YOUR OBJECTIVE:
Please find all lines in the data that hold the string "bottom" and copy them.

— BEGIN EXCERPTED DATA —

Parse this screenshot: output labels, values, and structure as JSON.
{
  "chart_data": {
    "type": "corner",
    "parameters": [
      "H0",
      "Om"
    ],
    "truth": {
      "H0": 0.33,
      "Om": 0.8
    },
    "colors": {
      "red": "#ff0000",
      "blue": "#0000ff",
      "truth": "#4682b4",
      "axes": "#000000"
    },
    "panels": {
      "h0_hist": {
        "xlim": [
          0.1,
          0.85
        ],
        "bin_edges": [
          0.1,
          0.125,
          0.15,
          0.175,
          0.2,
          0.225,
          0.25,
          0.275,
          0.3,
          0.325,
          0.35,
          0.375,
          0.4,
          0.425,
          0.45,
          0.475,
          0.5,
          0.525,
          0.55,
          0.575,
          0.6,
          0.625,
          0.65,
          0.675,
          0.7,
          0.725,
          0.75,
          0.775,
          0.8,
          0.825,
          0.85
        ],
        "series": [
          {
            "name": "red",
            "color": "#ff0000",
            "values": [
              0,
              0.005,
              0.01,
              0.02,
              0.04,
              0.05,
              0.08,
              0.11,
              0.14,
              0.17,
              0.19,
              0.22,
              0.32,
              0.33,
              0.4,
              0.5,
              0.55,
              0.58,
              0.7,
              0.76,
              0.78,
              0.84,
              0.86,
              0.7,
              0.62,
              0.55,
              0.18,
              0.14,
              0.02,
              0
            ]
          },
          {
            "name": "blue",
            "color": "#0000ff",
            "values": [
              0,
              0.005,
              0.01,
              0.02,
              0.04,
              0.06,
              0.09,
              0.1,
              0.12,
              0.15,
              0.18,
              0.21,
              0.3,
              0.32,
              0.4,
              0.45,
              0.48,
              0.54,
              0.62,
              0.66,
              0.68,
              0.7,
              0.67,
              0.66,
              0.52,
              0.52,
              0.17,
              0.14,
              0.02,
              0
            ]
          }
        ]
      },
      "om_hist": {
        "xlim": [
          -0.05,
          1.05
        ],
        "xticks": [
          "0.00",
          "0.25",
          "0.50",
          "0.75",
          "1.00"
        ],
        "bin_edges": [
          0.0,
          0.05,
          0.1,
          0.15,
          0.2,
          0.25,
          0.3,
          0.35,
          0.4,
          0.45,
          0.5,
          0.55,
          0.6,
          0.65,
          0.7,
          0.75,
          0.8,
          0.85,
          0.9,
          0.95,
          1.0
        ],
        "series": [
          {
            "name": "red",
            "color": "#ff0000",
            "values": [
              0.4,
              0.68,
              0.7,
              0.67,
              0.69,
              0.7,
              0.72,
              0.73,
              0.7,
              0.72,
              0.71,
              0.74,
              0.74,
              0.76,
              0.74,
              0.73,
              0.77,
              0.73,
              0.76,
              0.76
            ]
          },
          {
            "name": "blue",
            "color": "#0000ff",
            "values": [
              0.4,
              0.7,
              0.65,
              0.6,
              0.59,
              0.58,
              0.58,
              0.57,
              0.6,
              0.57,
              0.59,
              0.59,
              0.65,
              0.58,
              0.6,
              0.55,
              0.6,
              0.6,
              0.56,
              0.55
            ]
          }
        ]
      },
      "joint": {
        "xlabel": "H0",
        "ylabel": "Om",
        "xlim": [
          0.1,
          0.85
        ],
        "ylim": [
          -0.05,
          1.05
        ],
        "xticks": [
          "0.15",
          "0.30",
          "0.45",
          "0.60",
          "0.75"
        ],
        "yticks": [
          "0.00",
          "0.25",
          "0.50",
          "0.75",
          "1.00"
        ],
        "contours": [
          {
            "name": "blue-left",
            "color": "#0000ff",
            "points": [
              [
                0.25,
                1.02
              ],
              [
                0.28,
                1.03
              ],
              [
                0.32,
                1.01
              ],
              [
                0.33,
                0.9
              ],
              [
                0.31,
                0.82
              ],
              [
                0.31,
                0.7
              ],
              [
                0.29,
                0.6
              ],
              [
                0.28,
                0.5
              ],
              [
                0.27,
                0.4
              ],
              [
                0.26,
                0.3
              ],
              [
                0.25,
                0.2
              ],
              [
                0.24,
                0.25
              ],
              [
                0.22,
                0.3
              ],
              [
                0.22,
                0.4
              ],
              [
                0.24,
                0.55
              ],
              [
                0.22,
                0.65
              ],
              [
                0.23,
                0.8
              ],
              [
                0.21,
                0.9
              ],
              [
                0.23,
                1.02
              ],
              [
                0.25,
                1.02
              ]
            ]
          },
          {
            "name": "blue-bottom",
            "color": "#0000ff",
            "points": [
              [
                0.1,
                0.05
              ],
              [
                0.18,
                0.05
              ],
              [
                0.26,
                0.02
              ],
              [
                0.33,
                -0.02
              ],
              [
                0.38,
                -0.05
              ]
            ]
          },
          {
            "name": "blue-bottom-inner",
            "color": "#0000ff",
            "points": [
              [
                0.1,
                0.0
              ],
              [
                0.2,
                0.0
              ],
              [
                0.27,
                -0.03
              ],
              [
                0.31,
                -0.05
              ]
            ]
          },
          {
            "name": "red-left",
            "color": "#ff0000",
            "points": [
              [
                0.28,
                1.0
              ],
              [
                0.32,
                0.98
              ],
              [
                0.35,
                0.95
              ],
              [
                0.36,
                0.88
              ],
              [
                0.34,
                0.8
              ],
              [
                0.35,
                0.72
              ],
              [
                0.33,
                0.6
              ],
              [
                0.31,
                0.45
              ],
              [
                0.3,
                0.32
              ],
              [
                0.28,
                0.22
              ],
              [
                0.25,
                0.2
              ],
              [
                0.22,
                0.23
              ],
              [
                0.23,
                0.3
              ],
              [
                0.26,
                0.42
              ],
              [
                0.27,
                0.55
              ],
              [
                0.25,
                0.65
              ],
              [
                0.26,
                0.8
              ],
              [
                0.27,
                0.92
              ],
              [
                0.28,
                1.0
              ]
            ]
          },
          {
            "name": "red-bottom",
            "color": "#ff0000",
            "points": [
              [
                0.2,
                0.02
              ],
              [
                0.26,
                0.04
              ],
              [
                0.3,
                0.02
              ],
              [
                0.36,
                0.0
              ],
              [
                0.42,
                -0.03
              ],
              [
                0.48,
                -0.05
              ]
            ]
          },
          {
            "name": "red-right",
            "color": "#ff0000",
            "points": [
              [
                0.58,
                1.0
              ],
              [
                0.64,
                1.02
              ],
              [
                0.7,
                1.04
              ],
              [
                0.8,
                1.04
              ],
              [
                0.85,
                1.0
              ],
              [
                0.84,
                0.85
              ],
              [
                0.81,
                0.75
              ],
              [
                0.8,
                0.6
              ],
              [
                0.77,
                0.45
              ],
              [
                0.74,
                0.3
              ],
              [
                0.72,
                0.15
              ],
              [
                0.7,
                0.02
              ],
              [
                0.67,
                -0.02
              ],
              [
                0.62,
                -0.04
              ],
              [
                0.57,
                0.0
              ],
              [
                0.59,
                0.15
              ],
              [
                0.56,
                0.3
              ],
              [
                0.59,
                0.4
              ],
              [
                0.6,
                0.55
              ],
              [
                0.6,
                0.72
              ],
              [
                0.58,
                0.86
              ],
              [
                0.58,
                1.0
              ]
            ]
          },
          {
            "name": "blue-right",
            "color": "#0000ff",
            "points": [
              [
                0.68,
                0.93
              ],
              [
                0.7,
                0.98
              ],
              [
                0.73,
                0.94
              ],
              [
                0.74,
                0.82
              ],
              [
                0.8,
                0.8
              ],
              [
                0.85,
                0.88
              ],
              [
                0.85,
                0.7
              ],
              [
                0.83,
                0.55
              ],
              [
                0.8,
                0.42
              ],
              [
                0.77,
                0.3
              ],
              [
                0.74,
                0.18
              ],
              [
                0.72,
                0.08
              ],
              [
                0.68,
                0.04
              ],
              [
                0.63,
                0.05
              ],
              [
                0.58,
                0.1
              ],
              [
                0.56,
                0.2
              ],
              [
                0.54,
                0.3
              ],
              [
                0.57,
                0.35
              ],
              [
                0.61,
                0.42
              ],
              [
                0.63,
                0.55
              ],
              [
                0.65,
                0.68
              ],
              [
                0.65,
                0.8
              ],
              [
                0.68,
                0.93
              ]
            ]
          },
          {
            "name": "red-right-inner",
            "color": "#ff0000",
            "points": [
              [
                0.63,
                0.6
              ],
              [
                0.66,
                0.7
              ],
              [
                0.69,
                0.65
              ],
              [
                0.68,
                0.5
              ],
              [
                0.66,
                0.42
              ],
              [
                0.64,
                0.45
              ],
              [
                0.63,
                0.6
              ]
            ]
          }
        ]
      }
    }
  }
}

— END EXCERPTED DATA —

FULL OUTPUT:
            "name": "blue-bottom",
            "name": "blue-bottom-inner",
            "name": "red-bottom",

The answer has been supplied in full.